(Stored items from a collection)
=-=-=

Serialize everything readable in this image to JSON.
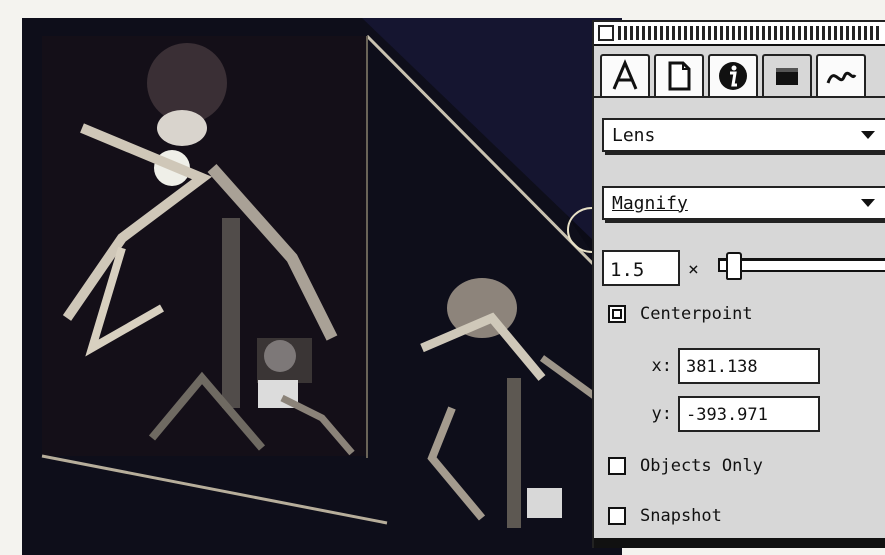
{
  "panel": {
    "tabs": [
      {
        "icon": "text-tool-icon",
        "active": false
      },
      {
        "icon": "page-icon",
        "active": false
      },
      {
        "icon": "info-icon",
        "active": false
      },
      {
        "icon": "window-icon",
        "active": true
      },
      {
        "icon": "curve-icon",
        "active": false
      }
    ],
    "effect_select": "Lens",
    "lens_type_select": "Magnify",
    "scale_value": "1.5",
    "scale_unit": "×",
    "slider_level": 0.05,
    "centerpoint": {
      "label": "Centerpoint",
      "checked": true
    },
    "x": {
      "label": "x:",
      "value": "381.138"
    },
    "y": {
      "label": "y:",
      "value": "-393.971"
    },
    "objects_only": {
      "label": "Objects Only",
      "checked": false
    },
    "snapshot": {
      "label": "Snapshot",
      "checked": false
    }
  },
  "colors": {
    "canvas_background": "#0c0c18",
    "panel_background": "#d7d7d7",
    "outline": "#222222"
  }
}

=-=-=

— What you need to do —
Copy in full each line that holds the word "label".

— Right answer —
      "label": "Centerpoint",
      "label": "x:",
      "label": "y:",
      "label": "Objects Only",
      "label": "Snapshot",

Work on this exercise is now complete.